*** Supplied material

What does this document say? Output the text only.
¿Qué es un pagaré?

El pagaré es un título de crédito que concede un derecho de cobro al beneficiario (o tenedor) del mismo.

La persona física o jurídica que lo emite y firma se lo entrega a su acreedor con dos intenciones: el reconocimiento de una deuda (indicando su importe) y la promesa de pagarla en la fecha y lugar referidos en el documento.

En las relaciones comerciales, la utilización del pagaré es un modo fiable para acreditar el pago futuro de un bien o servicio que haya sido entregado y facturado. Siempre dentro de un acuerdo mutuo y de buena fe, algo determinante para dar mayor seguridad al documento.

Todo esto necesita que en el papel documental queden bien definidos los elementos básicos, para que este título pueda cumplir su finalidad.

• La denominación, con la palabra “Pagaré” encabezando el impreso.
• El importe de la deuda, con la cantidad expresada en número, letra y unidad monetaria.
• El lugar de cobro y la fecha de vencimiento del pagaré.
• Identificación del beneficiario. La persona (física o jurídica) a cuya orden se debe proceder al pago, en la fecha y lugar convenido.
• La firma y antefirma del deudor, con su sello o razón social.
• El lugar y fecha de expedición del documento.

******

◆ **Task statement**
Using the listing above, list every line in which the string "lugar" occurs.

◆ **Answer to the task**
La persona física o jurídica que lo emite y firma se lo entrega a su acreedor con dos intenciones: el reconocimiento de una deuda (indicando su importe) y la promesa de pagarla en la fecha y lugar referidos en el documento.
• El lugar de cobro y la fecha de vencimiento del pagaré.
• Identificación del beneficiario. La persona (física o jurídica) a cuya orden se debe proceder al pago, en la fecha y lugar convenido.
• El lugar y fecha de expedición del documento.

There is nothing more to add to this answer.